Geografie letterarie viaggia tra i rapporti di influenza che spesso s’instaurano non solo tra autore e opera ma anche tra autore e luogo in cui vive.
È caduto “un pezzo di cielo”. Il più delle volte Stephen King si riferirà così all’attentato dell’11 settembre al World Trade Center nel racconto Le cose che hanno lasciato indietro, contenuto nella raccolta Al crepuscolo. Un uomo è tormentato dagli oggetti di alcune vittime: cerca di disfarsene ma puntualmente le ritrova nello stesso posto, nella sua casa, che gli bisbigliano urla e incubi di quel giorno.
Tirai fuori la bambola odiando la scia di sporco che si lasciò dietro. Una cosa che lascia una scia è una cosa reale, una cosa con un peso. Non c’è scampo.

▬▬▬▬▬▬

- _Cosa fare_:
(1) Riassumi in due frasi il testo sul racconto di Stephen King Le cose che hanno lasciato indietro.
(2) Prosegui il testo sul racconto di Stephen King dal punto in cui si interrompe.
Le righe non hanno alcun ruolo in questo lavoro.

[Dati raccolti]
▬▬▬▬▬▬

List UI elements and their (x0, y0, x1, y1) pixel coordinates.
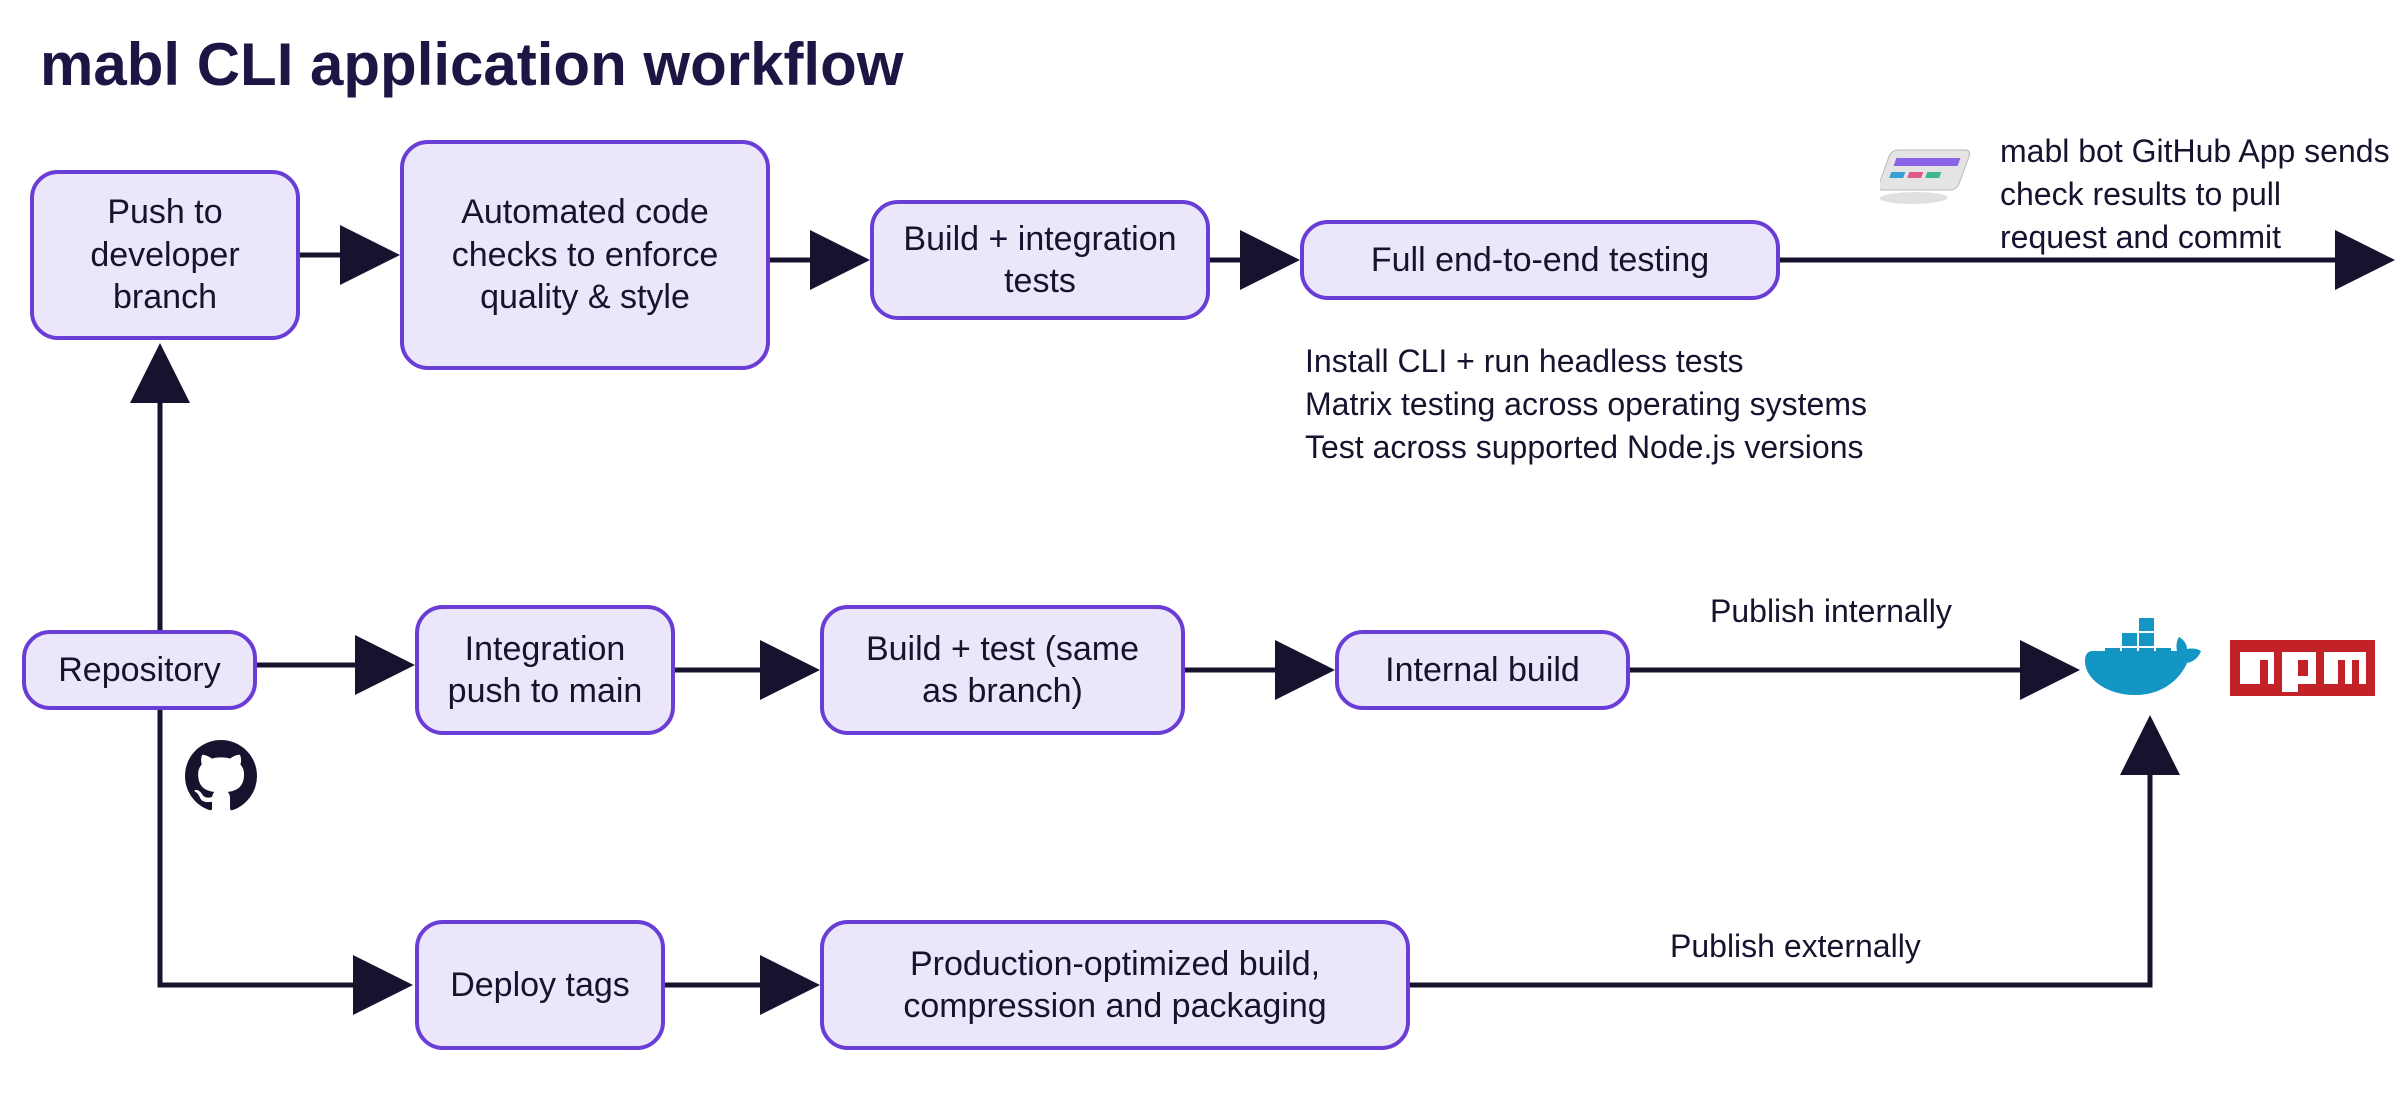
node-repo: Repository (22, 630, 257, 710)
mabl-bot-icon (1880, 140, 1980, 210)
npm-icon (2230, 640, 2375, 696)
node-deploy: Deploy tags (415, 920, 665, 1050)
node-internal: Internal build (1335, 630, 1630, 710)
node-build-test: Build + test (same as branch) (820, 605, 1185, 735)
annotation-pub-int: Publish internally (1710, 590, 1952, 633)
docker-icon (2085, 610, 2205, 700)
annotation-bot: mabl bot GitHub App sends check results … (2000, 130, 2390, 260)
annotation-pub-ext: Publish externally (1670, 925, 1921, 968)
node-push-dev: Push to developer branch (30, 170, 300, 340)
github-icon (185, 740, 257, 812)
diagram-title: mabl CLI application workflow (40, 30, 903, 99)
node-build-int: Build + integration tests (870, 200, 1210, 320)
annotation-e2e-sub: Install CLI + run headless tests Matrix … (1305, 340, 2005, 470)
node-prod: Production-optimized build, compression … (820, 920, 1410, 1050)
node-e2e: Full end-to-end testing (1300, 220, 1780, 300)
node-int-push: Integration push to main (415, 605, 675, 735)
node-checks: Automated code checks to enforce quality… (400, 140, 770, 370)
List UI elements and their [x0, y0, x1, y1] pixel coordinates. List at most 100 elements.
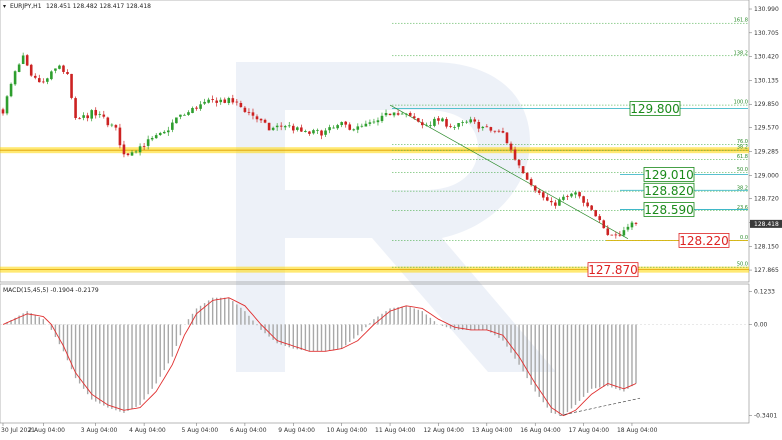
- candle-body: [481, 126, 485, 129]
- candle-body: [360, 125, 364, 127]
- price-tick-label: 130.990: [754, 6, 779, 13]
- candle-body: [219, 99, 223, 103]
- candle-body: [122, 144, 126, 155]
- candle-body: [578, 192, 581, 197]
- time-tick-label: 2 Aug 04:00: [28, 427, 65, 434]
- price-tick-label: 128.150: [754, 243, 779, 250]
- candle-body: [630, 222, 634, 228]
- candle-body: [94, 109, 98, 116]
- time-tick-label: 9 Aug 04:00: [278, 427, 315, 434]
- candle-body: [263, 119, 267, 123]
- candle-body: [50, 71, 53, 80]
- candle-body: [566, 196, 569, 197]
- candle-body: [320, 130, 323, 136]
- candle-body: [304, 130, 307, 132]
- candle-body: [126, 153, 130, 156]
- candle-body: [78, 118, 81, 120]
- candle-body: [541, 192, 545, 198]
- time-tick-label: 5 Aug 04:00: [182, 427, 219, 434]
- candle-body: [247, 111, 251, 113]
- candle-body: [195, 107, 198, 109]
- candle-body: [437, 118, 440, 121]
- candle-body: [203, 101, 206, 104]
- price-tick-label: 130.135: [754, 77, 779, 84]
- candle-body: [142, 145, 146, 147]
- price-tick-label: 129.285: [754, 148, 779, 155]
- candle-body: [175, 117, 178, 124]
- candle-body: [167, 130, 170, 133]
- candle-body: [364, 123, 368, 127]
- candle-body: [82, 115, 85, 118]
- candle-body: [445, 119, 448, 127]
- fibonacci-level-label: 138.2: [734, 50, 748, 56]
- candle-body: [25, 55, 29, 66]
- candle-body: [316, 129, 319, 131]
- candle-body: [162, 131, 166, 134]
- candle-body: [517, 159, 521, 166]
- candle-body: [634, 222, 638, 224]
- candle-body: [114, 125, 118, 128]
- candle-body: [396, 113, 400, 115]
- price-tick-label: 127.865: [754, 267, 779, 274]
- candle-body: [598, 216, 602, 221]
- candle-body: [368, 122, 372, 124]
- candle-body: [574, 192, 577, 195]
- time-tick-label: 18 Aug 04:00: [617, 427, 658, 434]
- candle-body: [618, 234, 622, 236]
- price-target-label: 127.870: [588, 263, 638, 277]
- candle-body: [231, 98, 235, 103]
- candle-body: [449, 125, 452, 127]
- candle-body: [348, 124, 352, 130]
- candle-body: [606, 228, 610, 235]
- price-target-label: 129.010: [644, 168, 694, 182]
- candle-body: [558, 199, 561, 206]
- candle-body: [590, 205, 593, 210]
- candle-body: [279, 125, 283, 127]
- candle-body: [372, 121, 376, 123]
- candle-body: [328, 127, 331, 131]
- candle-body: [187, 112, 190, 115]
- candle-body: [477, 122, 481, 129]
- macd-tick-label: 0.1233: [754, 288, 775, 295]
- candle-body: [300, 127, 303, 132]
- candle-body: [74, 98, 77, 119]
- candle-body: [259, 118, 263, 121]
- candle-body: [287, 125, 291, 127]
- candle-body: [489, 127, 493, 131]
- time-tick-label: 4 Aug 04:00: [129, 427, 166, 434]
- candle-body: [138, 146, 142, 153]
- price-tick-label: 130.705: [754, 30, 779, 37]
- candle-body: [388, 113, 392, 116]
- candle-body: [441, 118, 444, 122]
- time-tick-label: 17 Aug 04:00: [569, 427, 610, 434]
- candle-body: [183, 114, 186, 116]
- fibonacci-level-label: 161.8: [734, 18, 748, 24]
- candle-body: [469, 119, 472, 123]
- candle-body: [118, 127, 122, 146]
- macd-tick-label: 0.00: [754, 322, 768, 329]
- candle-body: [352, 129, 356, 131]
- candle-body: [529, 179, 533, 186]
- collapse-arrow-icon[interactable]: ▾: [3, 3, 6, 10]
- candle-body: [1, 109, 5, 114]
- candle-body: [296, 127, 299, 130]
- candle-body: [525, 172, 529, 180]
- candle-body: [380, 115, 384, 122]
- candle-body: [130, 152, 134, 156]
- candle-body: [223, 99, 227, 103]
- candle-body: [54, 68, 57, 71]
- candle-body: [586, 202, 589, 207]
- macd-tick-label: -0.3401: [754, 413, 777, 420]
- candle-body: [429, 125, 432, 126]
- candle-body: [5, 96, 9, 114]
- candle-body: [324, 130, 327, 135]
- candle-body: [275, 125, 279, 128]
- candle-body: [106, 117, 110, 126]
- candle-body: [251, 112, 255, 116]
- candle-body: [537, 190, 541, 193]
- candle-body: [13, 71, 17, 85]
- candle-body: [243, 107, 247, 112]
- fibonacci-level-label: 38.2: [737, 145, 748, 151]
- candle-body: [485, 126, 489, 128]
- candle-body: [17, 64, 21, 72]
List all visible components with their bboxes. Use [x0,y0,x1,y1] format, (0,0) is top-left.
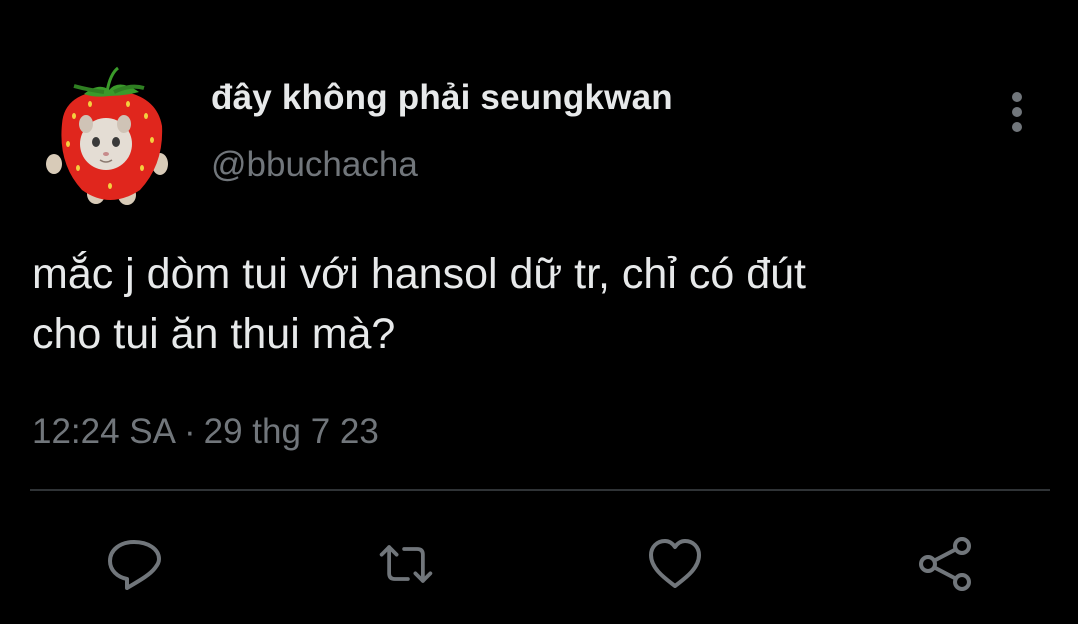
divider [30,489,1050,491]
user-handle[interactable]: @bbuchacha [211,145,418,185]
meta-separator: · [184,412,196,451]
retweet-icon [379,545,433,583]
tweet-text: mắc j dòm tui với hansol dữ tr, chỉ có đ… [32,250,806,358]
share-icon [919,537,971,591]
avatar[interactable] [44,64,174,208]
tweet-date: 29 thg 7 23 [203,412,379,451]
more-options-button[interactable] [998,88,1036,136]
display-name[interactable]: đây không phải seungkwan [211,78,673,118]
like-button[interactable] [645,534,705,594]
heart-icon [649,539,701,588]
tweet-time: 12:24 SA [32,412,176,451]
reply-icon [108,540,161,590]
strawberry-cat-avatar-icon [46,66,168,205]
more-vertical-icon [1012,92,1022,132]
retweet-button[interactable] [376,534,436,594]
tweet: đây không phải seungkwan @bbuchacha mắc … [0,0,1078,624]
share-button[interactable] [915,534,975,594]
tweet-timestamp[interactable]: 12:24 SA · 29 thg 7 23 [32,412,379,452]
reply-button[interactable] [104,534,164,594]
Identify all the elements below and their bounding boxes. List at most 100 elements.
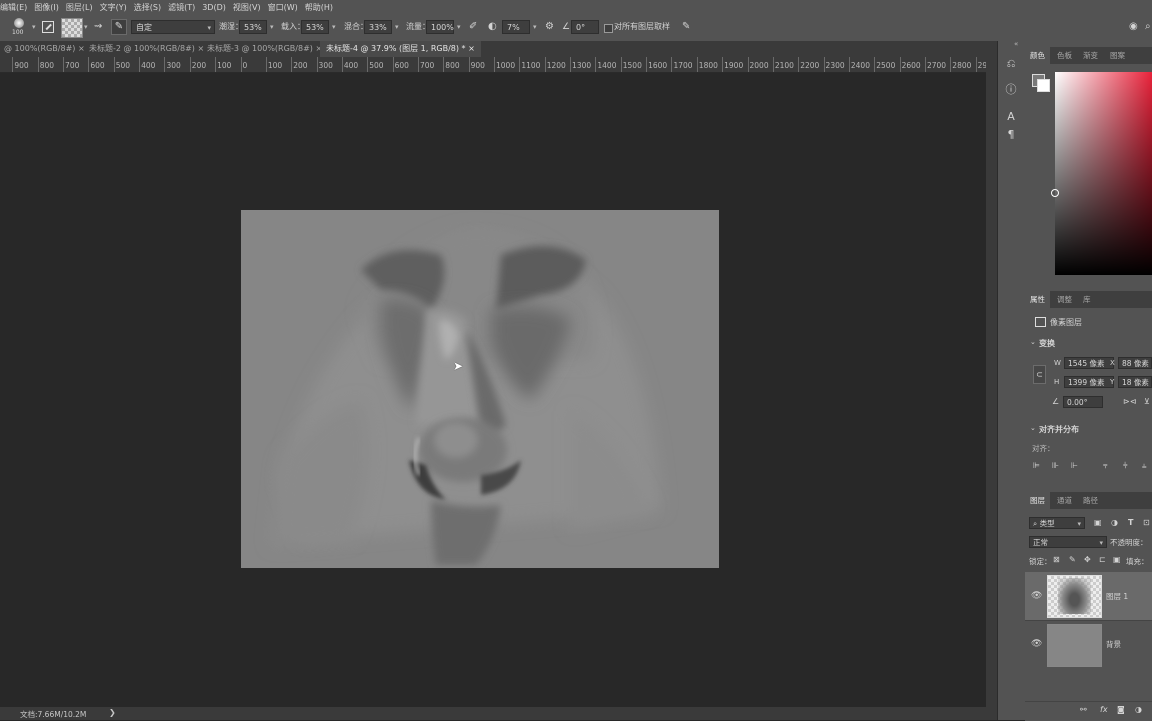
- tab-doc-1[interactable]: @ 100%(RGB/8#) ×: [4, 41, 85, 57]
- chevron-down-icon[interactable]: ⌄: [1030, 338, 1036, 346]
- menu-help[interactable]: 帮助(H): [305, 2, 333, 13]
- tab-properties[interactable]: 属性: [1025, 291, 1050, 308]
- align-bottom-icon[interactable]: ⫨: [1142, 461, 1147, 471]
- sample-all-checkbox[interactable]: [604, 24, 613, 33]
- flow-input[interactable]: 100%: [426, 20, 454, 34]
- lock-transparency-icon[interactable]: ⊠: [1053, 555, 1060, 564]
- tab-doc-2[interactable]: 未标题-2 @ 100%(RGB/8#) ×: [89, 41, 204, 57]
- close-icon[interactable]: ×: [468, 44, 475, 53]
- visibility-eye-icon[interactable]: 👁: [1031, 639, 1042, 649]
- tab-libraries[interactable]: 库: [1083, 291, 1091, 308]
- flip-vertical-icon[interactable]: ⊻: [1144, 397, 1150, 406]
- layer-filter-select[interactable]: ⌕ 类型 ▾: [1029, 517, 1085, 529]
- menu-edit[interactable]: 编辑(E): [0, 2, 27, 13]
- layer-row-2[interactable]: 👁 背景: [1025, 620, 1152, 669]
- status-arrow-icon[interactable]: ❯: [109, 708, 116, 717]
- chevron-down-icon[interactable]: ▾: [533, 19, 537, 35]
- menu-3d[interactable]: 3D(D): [202, 3, 226, 12]
- pressure-icon[interactable]: ✎: [682, 19, 690, 35]
- rotation-input[interactable]: 0.00°: [1063, 396, 1103, 408]
- align-hcenter-icon[interactable]: ⊪: [1052, 461, 1059, 470]
- link-layers-icon[interactable]: ⚯: [1080, 705, 1087, 714]
- tab-patterns[interactable]: 图案: [1110, 47, 1125, 64]
- chevron-down-icon[interactable]: ▾: [457, 19, 461, 35]
- filter-pixel-icon[interactable]: ▣: [1094, 518, 1102, 527]
- tab-doc-4[interactable]: 未标题-4 @ 37.9% (图层 1, RGB/8) * ×: [320, 41, 481, 57]
- layer-name[interactable]: 图层 1: [1106, 591, 1128, 602]
- mix-preset-select[interactable]: 自定 ▾: [131, 20, 215, 34]
- close-icon[interactable]: ×: [78, 44, 85, 53]
- blend-mode-select[interactable]: 正常 ▾: [1029, 536, 1107, 548]
- lock-position-icon[interactable]: ✥: [1084, 555, 1091, 564]
- align-right-icon[interactable]: ⊩: [1071, 461, 1078, 470]
- gear-icon[interactable]: ⚙: [545, 19, 554, 35]
- load-brush-icon[interactable]: ⇝: [94, 19, 102, 35]
- background-color-swatch[interactable]: [1037, 79, 1050, 92]
- chevron-down-icon[interactable]: ▾: [84, 19, 88, 35]
- tab-color[interactable]: 颜色: [1025, 47, 1050, 64]
- add-mask-icon[interactable]: ◙: [1117, 705, 1125, 714]
- layer-name[interactable]: 背景: [1106, 639, 1121, 650]
- info-icon[interactable]: ⓘ: [1004, 83, 1018, 97]
- tab-gradients[interactable]: 渐变: [1083, 47, 1098, 64]
- filter-shape-icon[interactable]: ⊡: [1143, 518, 1150, 527]
- current-color-swatch[interactable]: [61, 18, 83, 38]
- mix-input[interactable]: 33%: [364, 20, 392, 34]
- load-input[interactable]: 53%: [301, 20, 329, 34]
- airbrush-icon[interactable]: ✐: [469, 19, 477, 35]
- height-input[interactable]: 1399 像素: [1064, 376, 1114, 388]
- brush-angle-input[interactable]: 0°: [571, 20, 599, 34]
- chevron-down-icon[interactable]: ▾: [395, 19, 399, 35]
- paragraph-icon[interactable]: ¶: [1004, 128, 1018, 142]
- character-icon[interactable]: A: [1004, 110, 1018, 124]
- visibility-eye-icon[interactable]: 👁: [1031, 591, 1042, 601]
- link-icon[interactable]: ⊂: [1033, 365, 1046, 384]
- menu-select[interactable]: 选择(S): [134, 2, 161, 13]
- wet-input[interactable]: 53%: [239, 20, 267, 34]
- doc-size-info[interactable]: 文档:7.66M/10.2M: [20, 709, 86, 720]
- fx-icon[interactable]: fx: [1100, 705, 1108, 714]
- adjustment-layer-icon[interactable]: ◑: [1135, 705, 1142, 714]
- menu-type[interactable]: 文字(Y): [100, 2, 127, 13]
- collapse-icon[interactable]: «: [1014, 40, 1018, 48]
- chevron-down-icon[interactable]: ▾: [32, 19, 36, 35]
- horizontal-ruler[interactable]: 0 900 800 700 600 500 400 300 200 1000 100 200 300 40…: [0, 57, 986, 73]
- tab-paths[interactable]: 路径: [1083, 492, 1098, 509]
- history-icon[interactable]: ⎌: [1004, 57, 1018, 71]
- y-input[interactable]: 18 像素: [1118, 376, 1152, 388]
- filter-adjustment-icon[interactable]: ◑: [1111, 518, 1118, 527]
- tab-adjustments[interactable]: 调整: [1057, 291, 1072, 308]
- lock-all-icon[interactable]: ▣: [1113, 555, 1121, 564]
- document-canvas[interactable]: [241, 210, 719, 568]
- clean-brush-icon[interactable]: ✎: [111, 19, 127, 35]
- tab-swatches[interactable]: 色板: [1057, 47, 1072, 64]
- flip-horizontal-icon[interactable]: ⊳⊲: [1123, 397, 1136, 406]
- vertical-scrollbar[interactable]: [986, 57, 997, 707]
- x-input[interactable]: 88 像素: [1118, 357, 1152, 369]
- menu-layer[interactable]: 图层(L): [66, 2, 93, 13]
- filter-type-icon[interactable]: T: [1128, 518, 1133, 527]
- close-icon[interactable]: ×: [197, 44, 204, 53]
- menu-filter[interactable]: 滤镜(T): [168, 2, 195, 13]
- menu-window[interactable]: 窗口(W): [268, 2, 298, 13]
- align-left-icon[interactable]: ⊫: [1033, 461, 1040, 470]
- color-field[interactable]: [1055, 72, 1152, 275]
- brush-panel-toggle-icon[interactable]: [42, 21, 54, 33]
- brush-preset-picker[interactable]: 100: [8, 16, 30, 38]
- chevron-down-icon[interactable]: ⌄: [1030, 424, 1036, 432]
- align-top-icon[interactable]: ⫧: [1103, 461, 1108, 471]
- search-icon[interactable]: ⌕: [1145, 19, 1151, 35]
- tab-channels[interactable]: 通道: [1057, 492, 1072, 509]
- align-vcenter-icon[interactable]: ⫩: [1123, 461, 1128, 471]
- smoothing-input[interactable]: 7%: [502, 20, 530, 34]
- menu-view[interactable]: 视图(V): [233, 2, 261, 13]
- layer-row-1[interactable]: 👁 图层 1: [1025, 572, 1152, 620]
- user-icon[interactable]: ◉: [1129, 19, 1138, 35]
- lock-paint-icon[interactable]: ✎: [1069, 555, 1076, 564]
- chevron-down-icon[interactable]: ▾: [270, 19, 274, 35]
- tab-doc-3[interactable]: 未标题-3 @ 100%(RGB/8#) ×: [207, 41, 322, 57]
- lock-artboard-icon[interactable]: ⊏: [1099, 555, 1106, 564]
- color-picker-marker[interactable]: [1051, 189, 1059, 197]
- width-input[interactable]: 1545 像素: [1064, 357, 1114, 369]
- tab-layers[interactable]: 图层: [1025, 492, 1050, 509]
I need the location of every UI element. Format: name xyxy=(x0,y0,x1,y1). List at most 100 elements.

▬▬▬▬▬▬

- _Le risposte_:
(1) Geografie letterarie esplora i rapporti di influenza che spesso nascono tra autore e opera, ma anche tra autore e luogo in cui vive. Nel racconto Le cose che hanno lasciato indietro, contenuto nella raccolta Al crepuscolo, Stephen King chiama spesso l'attentato dell'11 settembre al World Trade Center "un pezzo di cielo" caduto e racconta di un uomo tormentato dagli oggetti di alcune vittime, che ritrova sempre nella sua casa per quanto cerchi di disfarsene.

(2)
(Stephen King, Al crepuscolo, traduzione di Tullio Dobner, Sperling & Kupfer, 2013)
Dopo il crollo, il fumo che aveva oscurato Lower Manhattan si è diradato lasciando un vuoto paradossale perché pieno di macerie e vuoto di vite polverizzate. Oggi, lì dove le torri erano posizionate, nascono due enormi fontane ai cui lati ci sono pannelli in bronzo sui quali sono incisi i nomi delle vittime degli attentati del 2001 e del 1993. L’acqua che dai lati precipita sul fondo, si raccoglie in un vuoto nero e profondo. Un’opera enorme – sono le cascate costruite dall’uomo più grandi del Nord America – che ha il duro compito di riassumere su di sé una rappresentazione che è simbolo – commemorazione e ricordo – e materia insieme – le vite che animavano un ammasso inanimato di lamiere.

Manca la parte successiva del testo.